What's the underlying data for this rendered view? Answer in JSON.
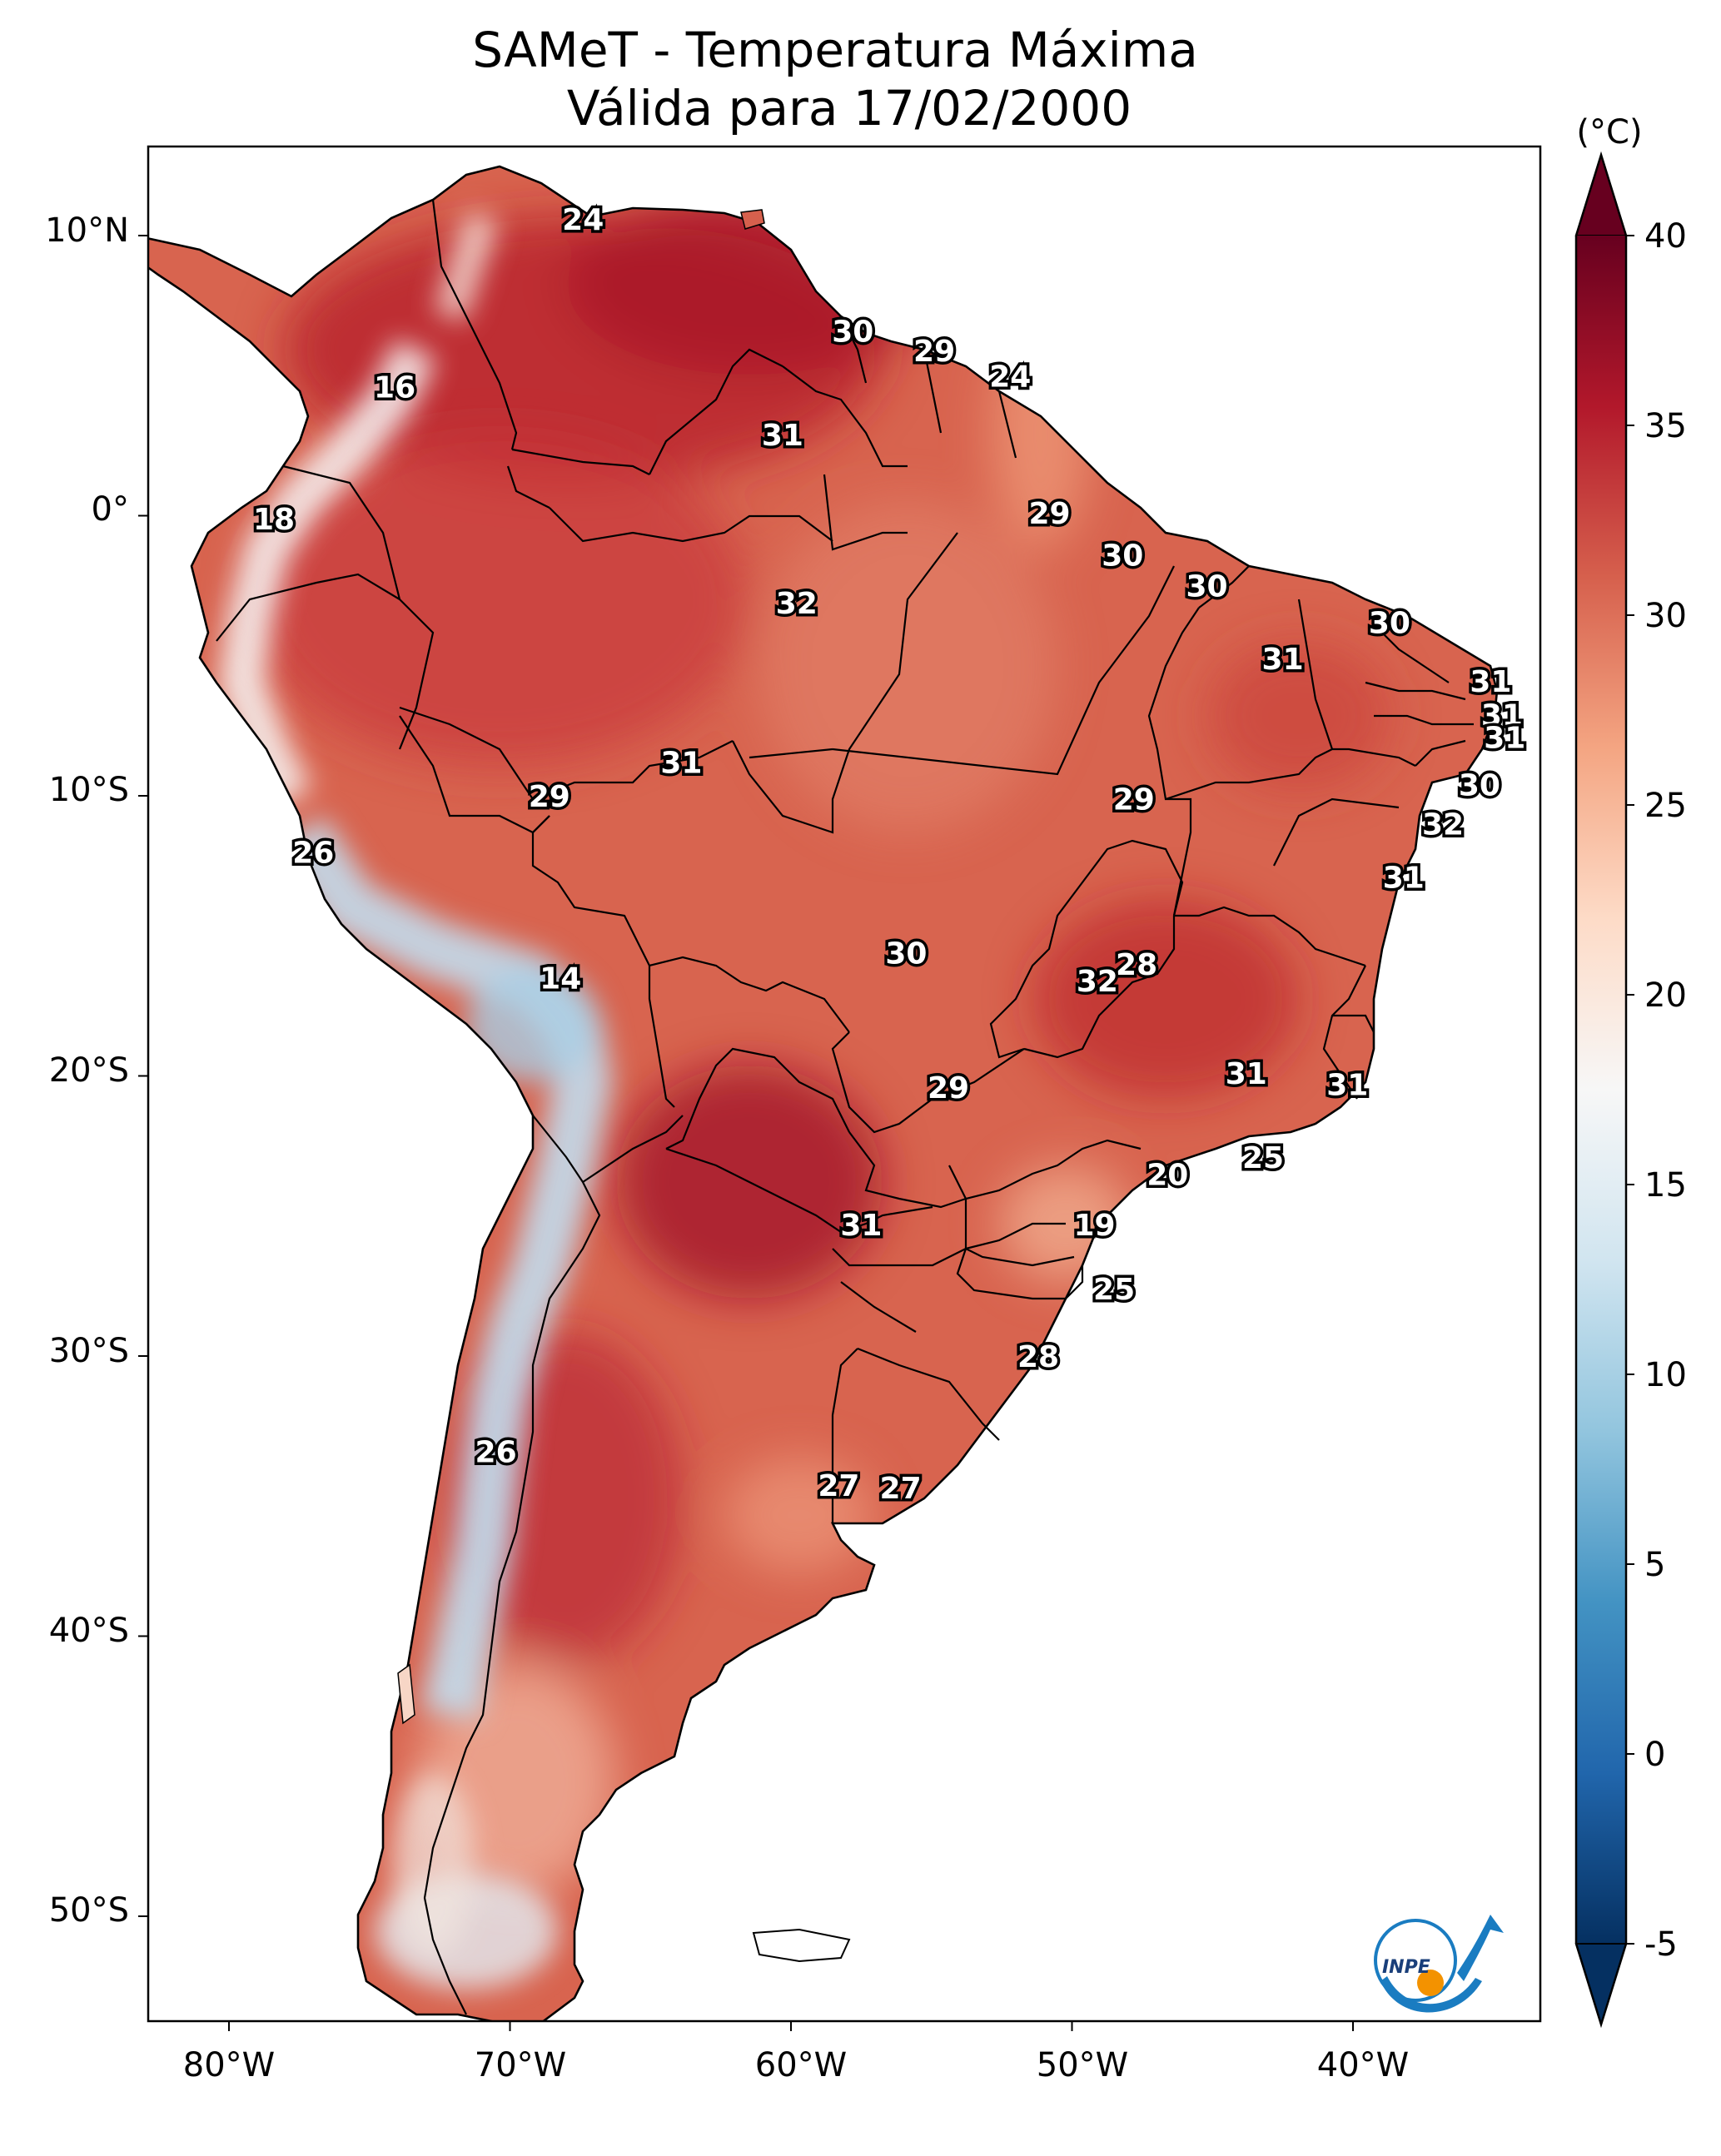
{
  "title_line1": "SAMeT - Temperatura Máxima",
  "title_line2": "Válida para 17/02/2000",
  "colorbar": {
    "unit": "(°C)",
    "min": -5,
    "max": 40,
    "ticks": [
      "40",
      "35",
      "30",
      "25",
      "20",
      "15",
      "10",
      "5",
      "0",
      "-5"
    ],
    "colors": [
      "#053061",
      "#2166ac",
      "#4393c3",
      "#92c5de",
      "#d1e5f0",
      "#f7f7f7",
      "#fddbc7",
      "#f4a582",
      "#d6604d",
      "#b2182b",
      "#67001f"
    ]
  },
  "axes": {
    "lon_ticks": [
      "80°W",
      "70°W",
      "60°W",
      "50°W",
      "40°W"
    ],
    "lat_ticks": [
      "10°N",
      "0°",
      "10°S",
      "20°S",
      "30°S",
      "40°S",
      "50°S"
    ]
  },
  "labels": [
    {
      "t": "24",
      "lon": -67.4,
      "lat": 10.6
    },
    {
      "t": "30",
      "lon": -57.8,
      "lat": 6.6
    },
    {
      "t": "29",
      "lon": -54.9,
      "lat": 5.9
    },
    {
      "t": "24",
      "lon": -52.2,
      "lat": 5.0
    },
    {
      "t": "16",
      "lon": -74.1,
      "lat": 4.6
    },
    {
      "t": "31",
      "lon": -60.3,
      "lat": 2.9
    },
    {
      "t": "29",
      "lon": -50.8,
      "lat": 0.1
    },
    {
      "t": "18",
      "lon": -78.4,
      "lat": -0.1
    },
    {
      "t": "30",
      "lon": -48.2,
      "lat": -1.4
    },
    {
      "t": "30",
      "lon": -45.2,
      "lat": -2.5
    },
    {
      "t": "32",
      "lon": -59.8,
      "lat": -3.1
    },
    {
      "t": "30",
      "lon": -38.7,
      "lat": -3.8
    },
    {
      "t": "31",
      "lon": -42.5,
      "lat": -5.1
    },
    {
      "t": "31",
      "lon": -35.1,
      "lat": -5.9
    },
    {
      "t": "31",
      "lon": -34.7,
      "lat": -7.1
    },
    {
      "t": "31",
      "lon": -34.6,
      "lat": -7.9
    },
    {
      "t": "31",
      "lon": -63.9,
      "lat": -8.8
    },
    {
      "t": "30",
      "lon": -35.5,
      "lat": -9.6
    },
    {
      "t": "29",
      "lon": -68.6,
      "lat": -10.0
    },
    {
      "t": "29",
      "lon": -47.8,
      "lat": -10.1
    },
    {
      "t": "32",
      "lon": -36.8,
      "lat": -11.0
    },
    {
      "t": "26",
      "lon": -77.0,
      "lat": -12.0
    },
    {
      "t": "31",
      "lon": -38.2,
      "lat": -12.9
    },
    {
      "t": "30",
      "lon": -55.9,
      "lat": -15.6
    },
    {
      "t": "28",
      "lon": -47.7,
      "lat": -16.0
    },
    {
      "t": "32",
      "lon": -49.1,
      "lat": -16.6
    },
    {
      "t": "14",
      "lon": -68.2,
      "lat": -16.5
    },
    {
      "t": "31",
      "lon": -43.8,
      "lat": -19.9
    },
    {
      "t": "31",
      "lon": -40.2,
      "lat": -20.3
    },
    {
      "t": "29",
      "lon": -54.4,
      "lat": -20.4
    },
    {
      "t": "25",
      "lon": -43.2,
      "lat": -22.9
    },
    {
      "t": "20",
      "lon": -46.6,
      "lat": -23.5
    },
    {
      "t": "19",
      "lon": -49.2,
      "lat": -25.3
    },
    {
      "t": "31",
      "lon": -57.5,
      "lat": -25.3
    },
    {
      "t": "25",
      "lon": -48.5,
      "lat": -27.6
    },
    {
      "t": "28",
      "lon": -51.2,
      "lat": -30.0
    },
    {
      "t": "26",
      "lon": -70.5,
      "lat": -33.4
    },
    {
      "t": "27",
      "lon": -58.3,
      "lat": -34.6
    },
    {
      "t": "27",
      "lon": -56.1,
      "lat": -34.7
    }
  ],
  "logo_text": "INPE"
}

**Given instruction:** Reproduce the listing above exactly, excluding all pictures.

**Reply:**
What's the underlying data for this rendered view? Answer in JSON.
{
  "title_line1": "SAMeT - Temperatura Máxima",
  "title_line2": "Válida para 17/02/2000",
  "colorbar": {
    "unit": "(°C)",
    "min": -5,
    "max": 40,
    "ticks": [
      "40",
      "35",
      "30",
      "25",
      "20",
      "15",
      "10",
      "5",
      "0",
      "-5"
    ],
    "colors": [
      "#053061",
      "#2166ac",
      "#4393c3",
      "#92c5de",
      "#d1e5f0",
      "#f7f7f7",
      "#fddbc7",
      "#f4a582",
      "#d6604d",
      "#b2182b",
      "#67001f"
    ]
  },
  "axes": {
    "lon_ticks": [
      "80°W",
      "70°W",
      "60°W",
      "50°W",
      "40°W"
    ],
    "lat_ticks": [
      "10°N",
      "0°",
      "10°S",
      "20°S",
      "30°S",
      "40°S",
      "50°S"
    ]
  },
  "labels": [
    {
      "t": "24",
      "lon": -67.4,
      "lat": 10.6
    },
    {
      "t": "30",
      "lon": -57.8,
      "lat": 6.6
    },
    {
      "t": "29",
      "lon": -54.9,
      "lat": 5.9
    },
    {
      "t": "24",
      "lon": -52.2,
      "lat": 5.0
    },
    {
      "t": "16",
      "lon": -74.1,
      "lat": 4.6
    },
    {
      "t": "31",
      "lon": -60.3,
      "lat": 2.9
    },
    {
      "t": "29",
      "lon": -50.8,
      "lat": 0.1
    },
    {
      "t": "18",
      "lon": -78.4,
      "lat": -0.1
    },
    {
      "t": "30",
      "lon": -48.2,
      "lat": -1.4
    },
    {
      "t": "30",
      "lon": -45.2,
      "lat": -2.5
    },
    {
      "t": "32",
      "lon": -59.8,
      "lat": -3.1
    },
    {
      "t": "30",
      "lon": -38.7,
      "lat": -3.8
    },
    {
      "t": "31",
      "lon": -42.5,
      "lat": -5.1
    },
    {
      "t": "31",
      "lon": -35.1,
      "lat": -5.9
    },
    {
      "t": "31",
      "lon": -34.7,
      "lat": -7.1
    },
    {
      "t": "31",
      "lon": -34.6,
      "lat": -7.9
    },
    {
      "t": "31",
      "lon": -63.9,
      "lat": -8.8
    },
    {
      "t": "30",
      "lon": -35.5,
      "lat": -9.6
    },
    {
      "t": "29",
      "lon": -68.6,
      "lat": -10.0
    },
    {
      "t": "29",
      "lon": -47.8,
      "lat": -10.1
    },
    {
      "t": "32",
      "lon": -36.8,
      "lat": -11.0
    },
    {
      "t": "26",
      "lon": -77.0,
      "lat": -12.0
    },
    {
      "t": "31",
      "lon": -38.2,
      "lat": -12.9
    },
    {
      "t": "30",
      "lon": -55.9,
      "lat": -15.6
    },
    {
      "t": "28",
      "lon": -47.7,
      "lat": -16.0
    },
    {
      "t": "32",
      "lon": -49.1,
      "lat": -16.6
    },
    {
      "t": "14",
      "lon": -68.2,
      "lat": -16.5
    },
    {
      "t": "31",
      "lon": -43.8,
      "lat": -19.9
    },
    {
      "t": "31",
      "lon": -40.2,
      "lat": -20.3
    },
    {
      "t": "29",
      "lon": -54.4,
      "lat": -20.4
    },
    {
      "t": "25",
      "lon": -43.2,
      "lat": -22.9
    },
    {
      "t": "20",
      "lon": -46.6,
      "lat": -23.5
    },
    {
      "t": "19",
      "lon": -49.2,
      "lat": -25.3
    },
    {
      "t": "31",
      "lon": -57.5,
      "lat": -25.3
    },
    {
      "t": "25",
      "lon": -48.5,
      "lat": -27.6
    },
    {
      "t": "28",
      "lon": -51.2,
      "lat": -30.0
    },
    {
      "t": "26",
      "lon": -70.5,
      "lat": -33.4
    },
    {
      "t": "27",
      "lon": -58.3,
      "lat": -34.6
    },
    {
      "t": "27",
      "lon": -56.1,
      "lat": -34.7
    }
  ],
  "logo_text": "INPE"
}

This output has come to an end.